### PROBLEM DESCRIPTION
Where the data below has the string "HISTORY", return the whole line.

### DATA PROVIDED
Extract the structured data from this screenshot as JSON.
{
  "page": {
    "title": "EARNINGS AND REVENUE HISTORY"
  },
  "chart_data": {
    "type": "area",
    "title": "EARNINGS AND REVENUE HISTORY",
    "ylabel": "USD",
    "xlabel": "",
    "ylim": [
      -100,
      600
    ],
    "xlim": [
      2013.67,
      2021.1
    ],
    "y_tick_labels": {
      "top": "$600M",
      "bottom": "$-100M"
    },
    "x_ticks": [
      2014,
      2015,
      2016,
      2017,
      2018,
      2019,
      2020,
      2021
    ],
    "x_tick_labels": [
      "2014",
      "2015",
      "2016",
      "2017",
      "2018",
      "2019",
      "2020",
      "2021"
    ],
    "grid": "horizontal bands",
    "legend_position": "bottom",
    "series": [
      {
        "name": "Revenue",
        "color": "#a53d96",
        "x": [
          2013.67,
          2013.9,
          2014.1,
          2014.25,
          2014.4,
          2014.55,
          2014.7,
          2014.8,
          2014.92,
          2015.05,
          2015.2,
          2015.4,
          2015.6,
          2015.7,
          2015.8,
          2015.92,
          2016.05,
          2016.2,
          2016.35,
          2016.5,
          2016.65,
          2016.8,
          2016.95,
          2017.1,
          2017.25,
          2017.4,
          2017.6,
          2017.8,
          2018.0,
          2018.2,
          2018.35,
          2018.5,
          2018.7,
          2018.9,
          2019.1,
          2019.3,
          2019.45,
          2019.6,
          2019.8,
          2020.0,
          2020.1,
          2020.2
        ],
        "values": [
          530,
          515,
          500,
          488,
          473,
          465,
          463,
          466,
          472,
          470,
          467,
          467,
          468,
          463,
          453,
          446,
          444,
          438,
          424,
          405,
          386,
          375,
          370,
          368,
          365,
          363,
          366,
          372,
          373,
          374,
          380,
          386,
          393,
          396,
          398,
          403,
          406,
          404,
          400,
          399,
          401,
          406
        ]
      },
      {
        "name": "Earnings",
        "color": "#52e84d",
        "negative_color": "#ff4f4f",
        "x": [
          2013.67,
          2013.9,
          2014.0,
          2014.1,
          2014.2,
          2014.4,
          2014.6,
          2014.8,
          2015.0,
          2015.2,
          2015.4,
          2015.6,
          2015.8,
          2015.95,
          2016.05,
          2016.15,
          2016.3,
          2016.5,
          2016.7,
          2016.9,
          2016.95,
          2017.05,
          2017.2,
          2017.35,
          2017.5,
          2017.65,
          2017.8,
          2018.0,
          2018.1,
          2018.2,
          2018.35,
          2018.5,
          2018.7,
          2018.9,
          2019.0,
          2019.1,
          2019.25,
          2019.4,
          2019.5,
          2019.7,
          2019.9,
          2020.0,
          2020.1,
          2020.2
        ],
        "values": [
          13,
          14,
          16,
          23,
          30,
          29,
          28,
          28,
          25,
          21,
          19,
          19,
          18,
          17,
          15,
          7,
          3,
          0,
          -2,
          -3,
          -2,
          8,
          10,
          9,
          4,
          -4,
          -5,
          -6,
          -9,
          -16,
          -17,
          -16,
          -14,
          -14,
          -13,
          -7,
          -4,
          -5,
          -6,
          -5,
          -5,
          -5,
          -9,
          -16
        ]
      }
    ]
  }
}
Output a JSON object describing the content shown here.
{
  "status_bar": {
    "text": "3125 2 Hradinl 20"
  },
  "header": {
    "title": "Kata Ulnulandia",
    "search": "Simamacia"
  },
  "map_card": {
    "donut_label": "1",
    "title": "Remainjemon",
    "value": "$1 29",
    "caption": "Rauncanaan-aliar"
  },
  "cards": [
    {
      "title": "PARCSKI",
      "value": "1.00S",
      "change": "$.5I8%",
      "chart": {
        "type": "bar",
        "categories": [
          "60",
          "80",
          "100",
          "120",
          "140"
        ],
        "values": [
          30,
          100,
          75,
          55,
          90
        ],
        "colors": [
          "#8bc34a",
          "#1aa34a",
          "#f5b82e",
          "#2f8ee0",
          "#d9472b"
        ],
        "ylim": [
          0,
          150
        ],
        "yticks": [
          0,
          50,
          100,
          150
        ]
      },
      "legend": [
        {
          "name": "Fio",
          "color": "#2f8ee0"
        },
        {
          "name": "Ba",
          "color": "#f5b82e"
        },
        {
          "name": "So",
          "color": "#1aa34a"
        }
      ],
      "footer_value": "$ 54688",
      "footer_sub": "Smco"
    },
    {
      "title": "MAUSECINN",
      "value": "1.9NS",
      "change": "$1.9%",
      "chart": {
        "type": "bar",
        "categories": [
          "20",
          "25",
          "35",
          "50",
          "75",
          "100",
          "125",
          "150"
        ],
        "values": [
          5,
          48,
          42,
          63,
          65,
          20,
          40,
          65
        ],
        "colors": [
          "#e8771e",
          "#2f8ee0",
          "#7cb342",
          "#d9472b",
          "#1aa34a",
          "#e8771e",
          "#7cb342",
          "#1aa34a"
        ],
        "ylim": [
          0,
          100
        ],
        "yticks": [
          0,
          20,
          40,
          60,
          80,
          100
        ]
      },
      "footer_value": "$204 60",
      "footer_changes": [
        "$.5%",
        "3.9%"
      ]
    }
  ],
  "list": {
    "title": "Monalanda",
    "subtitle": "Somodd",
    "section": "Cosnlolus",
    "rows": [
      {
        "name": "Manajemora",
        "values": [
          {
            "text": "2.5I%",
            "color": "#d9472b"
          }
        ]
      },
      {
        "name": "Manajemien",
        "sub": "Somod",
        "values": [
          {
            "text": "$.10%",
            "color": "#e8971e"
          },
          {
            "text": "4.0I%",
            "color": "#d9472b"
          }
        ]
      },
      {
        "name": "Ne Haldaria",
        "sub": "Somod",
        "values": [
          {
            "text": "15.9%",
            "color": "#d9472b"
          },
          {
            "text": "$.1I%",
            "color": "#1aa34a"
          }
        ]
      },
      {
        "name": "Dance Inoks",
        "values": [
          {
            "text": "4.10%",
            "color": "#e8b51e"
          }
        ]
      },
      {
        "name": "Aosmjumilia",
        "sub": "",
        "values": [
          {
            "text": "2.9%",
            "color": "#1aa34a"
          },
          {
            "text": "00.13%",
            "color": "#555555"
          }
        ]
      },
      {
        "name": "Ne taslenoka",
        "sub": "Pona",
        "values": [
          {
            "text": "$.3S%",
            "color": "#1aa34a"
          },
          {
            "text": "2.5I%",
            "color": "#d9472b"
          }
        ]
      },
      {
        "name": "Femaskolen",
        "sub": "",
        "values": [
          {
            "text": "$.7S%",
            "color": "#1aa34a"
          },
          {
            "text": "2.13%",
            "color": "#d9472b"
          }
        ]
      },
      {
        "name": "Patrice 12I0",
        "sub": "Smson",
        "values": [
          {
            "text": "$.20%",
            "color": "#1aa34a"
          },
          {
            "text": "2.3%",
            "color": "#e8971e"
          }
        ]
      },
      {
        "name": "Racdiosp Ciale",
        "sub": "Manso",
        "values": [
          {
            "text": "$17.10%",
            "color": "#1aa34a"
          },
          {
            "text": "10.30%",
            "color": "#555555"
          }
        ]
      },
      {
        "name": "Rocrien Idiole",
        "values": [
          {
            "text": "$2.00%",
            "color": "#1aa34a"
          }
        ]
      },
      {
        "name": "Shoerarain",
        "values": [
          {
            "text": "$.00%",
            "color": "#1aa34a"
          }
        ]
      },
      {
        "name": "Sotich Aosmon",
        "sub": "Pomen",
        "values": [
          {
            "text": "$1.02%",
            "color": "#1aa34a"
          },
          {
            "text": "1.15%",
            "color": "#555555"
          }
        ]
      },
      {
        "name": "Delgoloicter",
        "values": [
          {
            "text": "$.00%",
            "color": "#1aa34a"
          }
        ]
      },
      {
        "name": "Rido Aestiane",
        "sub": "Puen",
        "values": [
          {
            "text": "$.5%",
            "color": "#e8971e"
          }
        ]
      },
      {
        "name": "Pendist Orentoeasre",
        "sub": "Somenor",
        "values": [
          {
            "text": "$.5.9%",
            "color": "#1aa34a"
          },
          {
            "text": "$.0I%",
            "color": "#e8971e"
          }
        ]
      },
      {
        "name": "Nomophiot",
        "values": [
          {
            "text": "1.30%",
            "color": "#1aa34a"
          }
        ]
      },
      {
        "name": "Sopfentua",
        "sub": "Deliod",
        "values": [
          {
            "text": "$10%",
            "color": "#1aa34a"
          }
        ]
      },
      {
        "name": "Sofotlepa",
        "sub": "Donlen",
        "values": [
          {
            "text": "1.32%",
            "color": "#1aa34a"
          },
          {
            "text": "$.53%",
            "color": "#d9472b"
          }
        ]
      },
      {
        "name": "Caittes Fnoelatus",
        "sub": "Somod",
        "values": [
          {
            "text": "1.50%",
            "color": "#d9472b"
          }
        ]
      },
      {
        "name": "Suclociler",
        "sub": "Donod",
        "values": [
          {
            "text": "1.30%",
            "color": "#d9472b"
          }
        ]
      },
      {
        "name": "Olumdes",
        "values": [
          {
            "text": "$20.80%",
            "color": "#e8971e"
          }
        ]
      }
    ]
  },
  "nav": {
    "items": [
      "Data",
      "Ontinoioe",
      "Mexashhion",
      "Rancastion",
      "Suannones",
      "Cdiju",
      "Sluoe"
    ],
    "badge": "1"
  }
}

### SOLUTION FOR THIS TASK
    "title": "EARNINGS AND REVENUE HISTORY"
    "title": "EARNINGS AND REVENUE HISTORY",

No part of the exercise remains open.